▶ **Stated problem**
Read the material below and count the lines holding the string "helyét". Give that count with nothing added.

▶ **Stored items from a collection**
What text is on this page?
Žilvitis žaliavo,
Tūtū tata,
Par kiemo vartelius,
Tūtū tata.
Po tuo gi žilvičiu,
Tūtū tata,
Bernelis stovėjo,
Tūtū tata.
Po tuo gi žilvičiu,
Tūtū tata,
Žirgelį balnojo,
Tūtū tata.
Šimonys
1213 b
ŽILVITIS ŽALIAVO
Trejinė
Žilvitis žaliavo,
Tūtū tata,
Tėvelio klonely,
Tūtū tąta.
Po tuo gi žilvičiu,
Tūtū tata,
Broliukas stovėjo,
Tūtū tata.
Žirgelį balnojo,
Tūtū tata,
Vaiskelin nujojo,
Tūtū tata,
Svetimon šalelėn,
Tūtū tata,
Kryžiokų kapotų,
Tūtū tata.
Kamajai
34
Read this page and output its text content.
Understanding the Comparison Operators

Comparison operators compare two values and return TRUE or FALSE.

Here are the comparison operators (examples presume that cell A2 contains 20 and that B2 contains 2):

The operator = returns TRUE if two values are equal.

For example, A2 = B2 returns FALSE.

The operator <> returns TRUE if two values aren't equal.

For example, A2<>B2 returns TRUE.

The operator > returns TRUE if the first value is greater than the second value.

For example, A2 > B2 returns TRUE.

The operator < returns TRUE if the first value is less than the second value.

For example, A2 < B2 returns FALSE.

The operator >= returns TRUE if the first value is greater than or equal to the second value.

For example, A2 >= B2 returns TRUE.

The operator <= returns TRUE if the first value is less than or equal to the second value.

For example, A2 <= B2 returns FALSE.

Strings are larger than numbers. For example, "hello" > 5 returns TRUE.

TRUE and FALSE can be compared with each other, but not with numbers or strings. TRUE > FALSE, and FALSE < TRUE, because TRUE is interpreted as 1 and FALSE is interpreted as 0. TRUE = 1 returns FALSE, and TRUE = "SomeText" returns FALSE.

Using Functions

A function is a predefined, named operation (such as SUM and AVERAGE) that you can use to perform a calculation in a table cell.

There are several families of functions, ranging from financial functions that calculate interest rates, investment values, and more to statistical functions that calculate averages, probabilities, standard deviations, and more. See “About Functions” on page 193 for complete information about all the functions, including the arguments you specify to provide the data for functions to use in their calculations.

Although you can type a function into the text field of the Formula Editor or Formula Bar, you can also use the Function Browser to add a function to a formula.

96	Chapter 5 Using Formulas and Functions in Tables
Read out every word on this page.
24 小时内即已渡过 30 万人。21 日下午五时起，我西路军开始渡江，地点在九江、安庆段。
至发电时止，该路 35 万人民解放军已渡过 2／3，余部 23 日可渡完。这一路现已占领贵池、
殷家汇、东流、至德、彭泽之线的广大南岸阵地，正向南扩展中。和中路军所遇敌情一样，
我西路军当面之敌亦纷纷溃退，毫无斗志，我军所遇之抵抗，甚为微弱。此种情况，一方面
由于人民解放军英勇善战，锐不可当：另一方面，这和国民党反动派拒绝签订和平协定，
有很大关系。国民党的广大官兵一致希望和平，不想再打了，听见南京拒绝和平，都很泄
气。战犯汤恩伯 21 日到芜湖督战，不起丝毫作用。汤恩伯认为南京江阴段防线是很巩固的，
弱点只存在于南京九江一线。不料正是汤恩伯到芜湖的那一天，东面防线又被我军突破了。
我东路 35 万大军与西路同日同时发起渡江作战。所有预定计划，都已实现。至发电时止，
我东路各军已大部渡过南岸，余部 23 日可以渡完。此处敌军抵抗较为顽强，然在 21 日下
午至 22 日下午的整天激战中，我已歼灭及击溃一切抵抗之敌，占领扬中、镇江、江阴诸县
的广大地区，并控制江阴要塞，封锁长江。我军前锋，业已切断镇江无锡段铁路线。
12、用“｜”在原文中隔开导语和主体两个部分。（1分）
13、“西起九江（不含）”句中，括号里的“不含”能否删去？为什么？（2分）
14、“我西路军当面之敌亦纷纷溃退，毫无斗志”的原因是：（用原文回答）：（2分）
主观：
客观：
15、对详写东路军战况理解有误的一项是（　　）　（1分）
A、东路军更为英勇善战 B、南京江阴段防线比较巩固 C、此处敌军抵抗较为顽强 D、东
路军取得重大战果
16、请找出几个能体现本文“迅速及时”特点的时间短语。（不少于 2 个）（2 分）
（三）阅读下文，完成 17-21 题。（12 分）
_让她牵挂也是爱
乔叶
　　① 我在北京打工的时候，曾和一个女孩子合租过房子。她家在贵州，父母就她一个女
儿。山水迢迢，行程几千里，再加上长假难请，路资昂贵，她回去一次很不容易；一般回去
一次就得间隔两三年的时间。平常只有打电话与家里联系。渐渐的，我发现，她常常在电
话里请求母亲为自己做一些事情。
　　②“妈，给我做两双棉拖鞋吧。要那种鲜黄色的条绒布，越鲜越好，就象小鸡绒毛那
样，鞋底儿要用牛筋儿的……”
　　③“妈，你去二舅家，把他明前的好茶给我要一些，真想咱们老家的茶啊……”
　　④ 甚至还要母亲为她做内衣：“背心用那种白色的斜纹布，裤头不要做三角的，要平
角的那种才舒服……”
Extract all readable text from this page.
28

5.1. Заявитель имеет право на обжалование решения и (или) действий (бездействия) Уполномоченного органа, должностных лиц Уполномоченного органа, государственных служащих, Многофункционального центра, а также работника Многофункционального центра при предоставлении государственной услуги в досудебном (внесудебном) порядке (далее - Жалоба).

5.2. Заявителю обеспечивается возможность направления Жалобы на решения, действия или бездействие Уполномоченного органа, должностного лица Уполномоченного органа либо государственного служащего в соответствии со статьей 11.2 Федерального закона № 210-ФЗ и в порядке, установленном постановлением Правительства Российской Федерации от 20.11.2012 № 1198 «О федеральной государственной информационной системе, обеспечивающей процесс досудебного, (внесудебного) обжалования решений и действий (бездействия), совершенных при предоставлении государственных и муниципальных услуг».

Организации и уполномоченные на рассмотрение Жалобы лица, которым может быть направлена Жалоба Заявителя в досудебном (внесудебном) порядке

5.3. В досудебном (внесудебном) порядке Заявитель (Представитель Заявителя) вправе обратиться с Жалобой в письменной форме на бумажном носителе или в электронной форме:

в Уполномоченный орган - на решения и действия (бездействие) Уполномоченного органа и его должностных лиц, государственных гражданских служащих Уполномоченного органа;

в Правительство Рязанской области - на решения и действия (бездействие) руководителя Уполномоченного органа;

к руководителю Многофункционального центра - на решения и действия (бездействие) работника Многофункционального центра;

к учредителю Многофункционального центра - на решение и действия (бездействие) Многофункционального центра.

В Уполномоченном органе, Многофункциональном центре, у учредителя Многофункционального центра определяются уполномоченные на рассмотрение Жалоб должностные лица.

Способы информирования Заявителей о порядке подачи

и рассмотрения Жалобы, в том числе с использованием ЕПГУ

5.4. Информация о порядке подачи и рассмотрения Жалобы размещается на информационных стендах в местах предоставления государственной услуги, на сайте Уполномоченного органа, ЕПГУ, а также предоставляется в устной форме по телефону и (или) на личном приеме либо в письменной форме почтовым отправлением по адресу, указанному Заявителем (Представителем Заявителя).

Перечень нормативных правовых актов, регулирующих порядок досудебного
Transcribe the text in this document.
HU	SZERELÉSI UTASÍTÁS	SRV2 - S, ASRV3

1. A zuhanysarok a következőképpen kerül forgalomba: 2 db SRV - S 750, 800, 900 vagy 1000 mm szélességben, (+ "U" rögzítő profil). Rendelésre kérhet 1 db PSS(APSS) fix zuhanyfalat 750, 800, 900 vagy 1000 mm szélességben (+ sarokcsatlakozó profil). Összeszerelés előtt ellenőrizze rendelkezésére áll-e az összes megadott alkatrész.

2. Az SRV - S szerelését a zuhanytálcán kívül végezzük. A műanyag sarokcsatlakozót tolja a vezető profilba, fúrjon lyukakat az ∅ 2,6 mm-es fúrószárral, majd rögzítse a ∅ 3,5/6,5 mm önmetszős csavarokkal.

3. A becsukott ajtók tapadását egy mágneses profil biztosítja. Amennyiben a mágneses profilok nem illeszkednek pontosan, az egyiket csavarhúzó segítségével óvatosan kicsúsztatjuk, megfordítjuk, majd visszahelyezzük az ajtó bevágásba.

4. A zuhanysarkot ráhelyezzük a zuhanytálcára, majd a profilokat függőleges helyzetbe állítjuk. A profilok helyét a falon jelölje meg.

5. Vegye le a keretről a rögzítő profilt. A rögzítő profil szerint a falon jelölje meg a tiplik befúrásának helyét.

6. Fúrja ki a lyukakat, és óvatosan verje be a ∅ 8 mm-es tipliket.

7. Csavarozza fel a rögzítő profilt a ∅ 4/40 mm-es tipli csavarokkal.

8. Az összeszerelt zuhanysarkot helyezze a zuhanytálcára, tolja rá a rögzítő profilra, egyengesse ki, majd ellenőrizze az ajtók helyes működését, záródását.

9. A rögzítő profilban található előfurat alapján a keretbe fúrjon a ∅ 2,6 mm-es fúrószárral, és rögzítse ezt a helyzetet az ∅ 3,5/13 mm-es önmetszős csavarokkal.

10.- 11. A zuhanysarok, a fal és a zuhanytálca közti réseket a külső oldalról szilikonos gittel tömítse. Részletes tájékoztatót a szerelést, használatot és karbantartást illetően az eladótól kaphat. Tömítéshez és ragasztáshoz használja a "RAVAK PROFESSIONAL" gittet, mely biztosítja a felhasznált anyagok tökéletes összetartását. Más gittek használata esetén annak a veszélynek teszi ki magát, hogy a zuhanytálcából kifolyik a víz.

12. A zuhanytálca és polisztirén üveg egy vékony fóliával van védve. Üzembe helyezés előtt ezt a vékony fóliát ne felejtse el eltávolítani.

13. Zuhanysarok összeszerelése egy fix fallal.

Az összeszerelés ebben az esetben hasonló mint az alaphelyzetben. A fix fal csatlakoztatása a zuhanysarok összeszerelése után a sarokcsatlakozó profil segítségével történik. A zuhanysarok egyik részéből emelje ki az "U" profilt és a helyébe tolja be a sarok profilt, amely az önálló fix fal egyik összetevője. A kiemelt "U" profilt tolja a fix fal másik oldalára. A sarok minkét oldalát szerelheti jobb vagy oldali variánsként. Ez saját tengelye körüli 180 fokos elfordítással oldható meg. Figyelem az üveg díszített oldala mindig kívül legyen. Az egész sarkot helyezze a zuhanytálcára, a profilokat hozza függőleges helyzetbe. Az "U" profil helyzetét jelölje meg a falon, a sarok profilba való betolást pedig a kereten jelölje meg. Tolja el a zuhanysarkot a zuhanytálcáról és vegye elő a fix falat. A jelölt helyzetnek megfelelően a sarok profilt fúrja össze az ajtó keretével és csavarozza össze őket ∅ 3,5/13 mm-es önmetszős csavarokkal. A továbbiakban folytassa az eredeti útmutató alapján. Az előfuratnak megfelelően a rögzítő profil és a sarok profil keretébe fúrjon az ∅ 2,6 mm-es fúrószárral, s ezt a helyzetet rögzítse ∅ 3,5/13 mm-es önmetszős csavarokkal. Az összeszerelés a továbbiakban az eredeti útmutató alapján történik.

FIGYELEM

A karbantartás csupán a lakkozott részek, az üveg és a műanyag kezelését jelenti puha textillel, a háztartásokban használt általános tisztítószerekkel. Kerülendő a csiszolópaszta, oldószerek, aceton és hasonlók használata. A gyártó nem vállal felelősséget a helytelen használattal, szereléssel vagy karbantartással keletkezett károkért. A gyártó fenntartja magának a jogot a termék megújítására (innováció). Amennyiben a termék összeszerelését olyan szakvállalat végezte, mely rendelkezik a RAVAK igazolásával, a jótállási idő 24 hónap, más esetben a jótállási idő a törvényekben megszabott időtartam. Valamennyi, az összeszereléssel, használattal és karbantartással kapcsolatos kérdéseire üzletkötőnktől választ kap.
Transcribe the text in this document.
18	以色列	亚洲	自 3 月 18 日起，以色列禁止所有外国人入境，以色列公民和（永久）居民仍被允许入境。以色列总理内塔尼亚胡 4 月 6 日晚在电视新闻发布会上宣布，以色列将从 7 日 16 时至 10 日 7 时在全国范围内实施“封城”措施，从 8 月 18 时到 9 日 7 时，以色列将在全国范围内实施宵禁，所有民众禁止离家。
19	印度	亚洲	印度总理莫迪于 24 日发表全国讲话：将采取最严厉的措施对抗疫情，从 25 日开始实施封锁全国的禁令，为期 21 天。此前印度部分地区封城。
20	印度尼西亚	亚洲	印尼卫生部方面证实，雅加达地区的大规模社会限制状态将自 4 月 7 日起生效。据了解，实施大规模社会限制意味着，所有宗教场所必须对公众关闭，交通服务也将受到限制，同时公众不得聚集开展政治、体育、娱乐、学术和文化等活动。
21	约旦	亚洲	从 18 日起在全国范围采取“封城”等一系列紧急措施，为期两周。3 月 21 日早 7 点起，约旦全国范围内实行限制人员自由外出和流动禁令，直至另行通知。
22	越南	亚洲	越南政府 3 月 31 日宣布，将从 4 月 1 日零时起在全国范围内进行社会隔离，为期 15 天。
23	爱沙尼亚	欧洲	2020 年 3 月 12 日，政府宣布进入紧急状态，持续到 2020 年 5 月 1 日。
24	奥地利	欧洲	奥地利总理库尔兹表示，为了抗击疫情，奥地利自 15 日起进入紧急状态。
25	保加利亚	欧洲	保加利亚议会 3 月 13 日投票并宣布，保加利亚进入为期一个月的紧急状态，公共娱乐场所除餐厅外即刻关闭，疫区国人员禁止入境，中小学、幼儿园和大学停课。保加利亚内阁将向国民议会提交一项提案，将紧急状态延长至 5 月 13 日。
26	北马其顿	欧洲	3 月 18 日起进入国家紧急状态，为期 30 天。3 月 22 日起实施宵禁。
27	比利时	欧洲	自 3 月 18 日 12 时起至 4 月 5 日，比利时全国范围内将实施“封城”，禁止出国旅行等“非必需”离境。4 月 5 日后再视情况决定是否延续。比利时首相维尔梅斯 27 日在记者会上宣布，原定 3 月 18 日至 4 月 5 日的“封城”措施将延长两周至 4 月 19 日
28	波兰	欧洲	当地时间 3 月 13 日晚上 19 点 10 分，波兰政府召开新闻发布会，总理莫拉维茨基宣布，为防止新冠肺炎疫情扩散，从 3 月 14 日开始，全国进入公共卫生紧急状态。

▶ **Answer to this problem**
2